Data items

------------------------------------------------

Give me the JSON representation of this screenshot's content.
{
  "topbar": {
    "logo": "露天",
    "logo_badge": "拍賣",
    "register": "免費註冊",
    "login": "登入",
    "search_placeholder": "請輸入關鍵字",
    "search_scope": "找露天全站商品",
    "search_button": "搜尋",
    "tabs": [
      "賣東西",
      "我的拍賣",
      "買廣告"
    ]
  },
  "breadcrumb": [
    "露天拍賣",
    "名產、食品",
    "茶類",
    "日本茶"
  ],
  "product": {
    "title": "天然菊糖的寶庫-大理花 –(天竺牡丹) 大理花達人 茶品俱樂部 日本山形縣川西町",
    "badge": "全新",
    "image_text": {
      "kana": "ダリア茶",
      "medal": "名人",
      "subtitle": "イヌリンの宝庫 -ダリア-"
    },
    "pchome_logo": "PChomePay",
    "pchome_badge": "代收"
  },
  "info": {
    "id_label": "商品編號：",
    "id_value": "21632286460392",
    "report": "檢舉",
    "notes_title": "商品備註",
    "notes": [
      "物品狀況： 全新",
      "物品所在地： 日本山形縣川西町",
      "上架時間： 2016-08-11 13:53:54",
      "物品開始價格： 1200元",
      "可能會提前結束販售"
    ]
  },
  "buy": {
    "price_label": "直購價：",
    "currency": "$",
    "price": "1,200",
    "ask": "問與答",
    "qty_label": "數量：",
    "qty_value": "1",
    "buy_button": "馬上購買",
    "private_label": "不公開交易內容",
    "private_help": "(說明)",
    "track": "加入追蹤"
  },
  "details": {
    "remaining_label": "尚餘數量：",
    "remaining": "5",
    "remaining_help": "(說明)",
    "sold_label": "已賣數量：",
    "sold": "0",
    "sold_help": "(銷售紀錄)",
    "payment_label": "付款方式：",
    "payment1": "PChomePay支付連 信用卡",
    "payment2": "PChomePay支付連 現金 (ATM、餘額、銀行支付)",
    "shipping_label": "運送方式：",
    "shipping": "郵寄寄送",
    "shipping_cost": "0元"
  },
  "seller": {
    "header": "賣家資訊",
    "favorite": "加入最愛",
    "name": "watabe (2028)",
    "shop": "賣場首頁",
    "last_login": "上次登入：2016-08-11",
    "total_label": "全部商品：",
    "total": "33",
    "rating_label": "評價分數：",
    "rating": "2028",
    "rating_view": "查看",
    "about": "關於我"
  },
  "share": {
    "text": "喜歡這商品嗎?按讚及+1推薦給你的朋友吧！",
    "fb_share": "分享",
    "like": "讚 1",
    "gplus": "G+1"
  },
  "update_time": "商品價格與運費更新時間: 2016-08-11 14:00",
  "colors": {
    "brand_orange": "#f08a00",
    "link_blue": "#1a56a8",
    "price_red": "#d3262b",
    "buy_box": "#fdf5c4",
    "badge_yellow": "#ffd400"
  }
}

------------------------------------------------

- _REQUEST_
Using the data above, return each line exactly as written.

- _RESPONSE TO THIS TASK_
Give me the JSON representation of this screenshot's content.
{
  "topbar": {
    "logo": "露天",
    "logo_badge": "拍賣",
    "register": "免費註冊",
    "login": "登入",
    "search_placeholder": "請輸入關鍵字",
    "search_scope": "找露天全站商品",
    "search_button": "搜尋",
    "tabs": [
      "賣東西",
      "我的拍賣",
      "買廣告"
    ]
  },
  "breadcrumb": [
    "露天拍賣",
    "名產、食品",
    "茶類",
    "日本茶"
  ],
  "product": {
    "title": "天然菊糖的寶庫-大理花 –(天竺牡丹) 大理花達人 茶品俱樂部 日本山形縣川西町",
    "badge": "全新",
    "image_text": {
      "kana": "ダリア茶",
      "medal": "名人",
      "subtitle": "イヌリンの宝庫 -ダリア-"
    },
    "pchome_logo": "PChomePay",
    "pchome_badge": "代收"
  },
  "info": {
    "id_label": "商品編號：",
    "id_value": "21632286460392",
    "report": "檢舉",
    "notes_title": "商品備註",
    "notes": [
      "物品狀況： 全新",
      "物品所在地： 日本山形縣川西町",
      "上架時間： 2016-08-11 13:53:54",
      "物品開始價格： 1200元",
      "可能會提前結束販售"
    ]
  },
  "buy": {
    "price_label": "直購價：",
    "currency": "$",
    "price": "1,200",
    "ask": "問與答",
    "qty_label": "數量：",
    "qty_value": "1",
    "buy_button": "馬上購買",
    "private_label": "不公開交易內容",
    "private_help": "(說明)",
    "track": "加入追蹤"
  },
  "details": {
    "remaining_label": "尚餘數量：",
    "remaining": "5",
    "remaining_help": "(說明)",
    "sold_label": "已賣數量：",
    "sold": "0",
    "sold_help": "(銷售紀錄)",
    "payment_label": "付款方式：",
    "payment1": "PChomePay支付連 信用卡",
    "payment2": "PChomePay支付連 現金 (ATM、餘額、銀行支付)",
    "shipping_label": "運送方式：",
    "shipping": "郵寄寄送",
    "shipping_cost": "0元"
  },
  "seller": {
    "header": "賣家資訊",
    "favorite": "加入最愛",
    "name": "watabe (2028)",
    "shop": "賣場首頁",
    "last_login": "上次登入：2016-08-11",
    "total_label": "全部商品：",
    "total": "33",
    "rating_label": "評價分數：",
    "rating": "2028",
    "rating_view": "查看",
    "about": "關於我"
  },
  "share": {
    "text": "喜歡這商品嗎?按讚及+1推薦給你的朋友吧！",
    "fb_share": "分享",
    "like": "讚 1",
    "gplus": "G+1"
  },
  "update_time": "商品價格與運費更新時間: 2016-08-11 14:00",
  "colors": {
    "brand_orange": "#f08a00",
    "link_blue": "#1a56a8",
    "price_red": "#d3262b",
    "buy_box": "#fdf5c4",
    "badge_yellow": "#ffd400"
  }
}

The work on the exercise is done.